ENTRIES SHOWN:
** BEGIN **
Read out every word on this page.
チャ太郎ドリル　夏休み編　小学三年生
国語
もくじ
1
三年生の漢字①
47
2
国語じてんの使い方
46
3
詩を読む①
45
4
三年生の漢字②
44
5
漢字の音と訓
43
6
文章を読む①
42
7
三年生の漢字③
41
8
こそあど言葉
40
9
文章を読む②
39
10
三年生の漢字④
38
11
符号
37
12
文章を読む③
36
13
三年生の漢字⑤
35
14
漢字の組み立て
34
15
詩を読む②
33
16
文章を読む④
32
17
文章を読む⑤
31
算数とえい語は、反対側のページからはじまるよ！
** END **
SET TASK: Each line of the material must be restated exactly.

EXERCISE RESPONSE:
Read out every word on this page.
チャ太郎ドリル　夏休み編　小学三年生
国語
もくじ
1
三年生の漢字①
47
2
国語じてんの使い方
46
3
詩を読む①
45
4
三年生の漢字②
44
5
漢字の音と訓
43
6
文章を読む①
42
7
三年生の漢字③
41
8
こそあど言葉
40
9
文章を読む②
39
10
三年生の漢字④
38
11
符号
37
12
文章を読む③
36
13
三年生の漢字⑤
35
14
漢字の組み立て
34
15
詩を読む②
33
16
文章を読む④
32
17
文章を読む⑤
31
算数とえい語は、反対側のページからはじまるよ！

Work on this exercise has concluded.